(Data extracted from a collection)
— start —

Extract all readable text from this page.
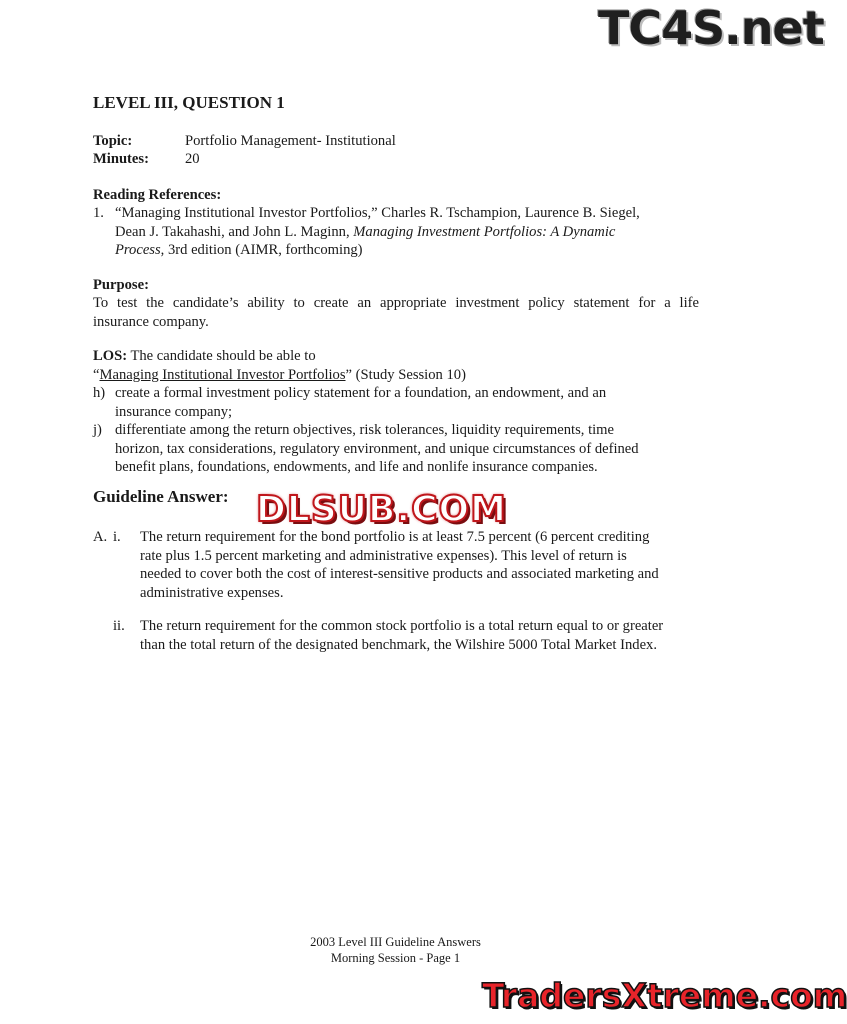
TC4S.net
LEVEL III, QUESTION 1
Topic:	Portfolio Management- Institutional
Minutes: 20
Reading References:
1. “Managing Institutional Investor Portfolios,” Charles R. Tschampion, Laurence B. Siegel,
Dean J. Takahashi, and John L. Maginn, Managing Investment Portfolios: A Dynamic
Process, 3rd edition (AIMR, forthcoming)
Purpose:
To test the candidate’s ability to create an appropriate investment policy statement for a life
insurance company.
LOS: The candidate should be able to
“Managing Institutional Investor Portfolios” (Study Session 10)
h) create a formal investment policy statement for a foundation, an endowment, and an
insurance company;
j) differentiate among the return objectives, risk tolerances, liquidity requirements, time
horizon, tax considerations, regulatory environment, and unique circumstances of defined
benefit plans, foundations, endowments, and life and nonlife insurance companies.
Guideline Answer: DLSUB.COM
A. i. The return requirement for the bond portfolio is at least 7.5 percent (6 percent crediting
rate plus 1.5 percent marketing and administrative expenses). This level of return is
needed to cover both the cost of interest-sensitive products and associated marketing and
administrative expenses.
ii. The return requirement for the common stock portfolio is a total return equal to or greater
than the total return of the designated benchmark, the Wilshire 5000 Total Market Index.
2003 Level III Guideline Answers
Morning Session - Page 1
TradersXtreme.com
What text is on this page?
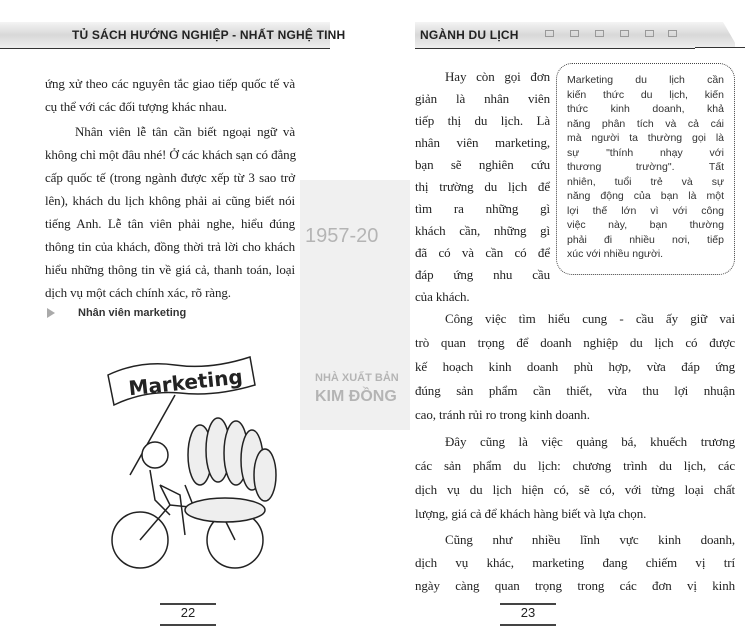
TỦ SÁCH HƯỚNG NGHIỆP - NHẤT NGHỆ TINH	NGÀNH DU LỊCH
1957-20
NHÀ XUẤT BẢN
KIM ĐỒNG
ứng xử theo các nguyên tắc giao tiếp quốc tế và
cụ thể với các đối tượng khác nhau.
Nhân viên lễ tân cần biết ngoại ngữ và
không chỉ một đâu nhé! Ở các khách sạn có đẳng
cấp quốc tế (trong ngành được xếp từ 3 sao trở
lên), khách du lịch không phải ai cũng biết nói
tiếng Anh. Lễ tân viên phải nghe, hiểu đúng
thông tin của khách, đồng thời trả lời cho khách
hiểu những thông tin về giá cả, thanh toán, loại
dịch vụ một cách chính xác, rõ ràng.
Nhân viên marketing
Marketing
22
Hay còn gọi đơn
giản là nhân viên
tiếp thị du lịch. Là
nhân viên marketing,
bạn sẽ nghiên cứu
thị trường du lịch để
tìm ra những gì
khách cần, những gì
đã có và cần có để
đáp ứng nhu cầu
của khách.
Marketing du lịch cần
kiến thức du lịch, kiến
thức kinh doanh, khả
năng phân tích và cả cái
mà người ta thường gọi là
sự "thính nhạy với
thương trường". Tất
nhiên, tuổi trẻ và sự
năng động của bạn là một
lợi thế lớn vì với công
việc này, bạn thường
phải đi nhiều nơi, tiếp
xúc với nhiều người.
Công việc tìm hiểu cung - cầu ấy giữ vai
trò quan trọng để doanh nghiệp du lịch có được
kế hoạch kinh doanh phù hợp, vừa đáp ứng
đúng sản phẩm cần thiết, vừa thu lợi nhuận
cao, tránh rủi ro trong kinh doanh.
Đây cũng là việc quảng bá, khuếch trương
các sản phẩm du lịch: chương trình du lịch, các
dịch vụ du lịch hiện có, sẽ có, với từng loại chất
lượng, giá cả để khách hàng biết và lựa chọn.
Cũng như nhiều lĩnh vực kinh doanh,
dịch vụ khác, marketing đang chiếm vị trí
ngày càng quan trọng trong các đơn vị kinh
23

— end —

Instructions to follow:
Only the number is wanted: how many lines in the entries above contain the string "candidate"?

Exercise response:
2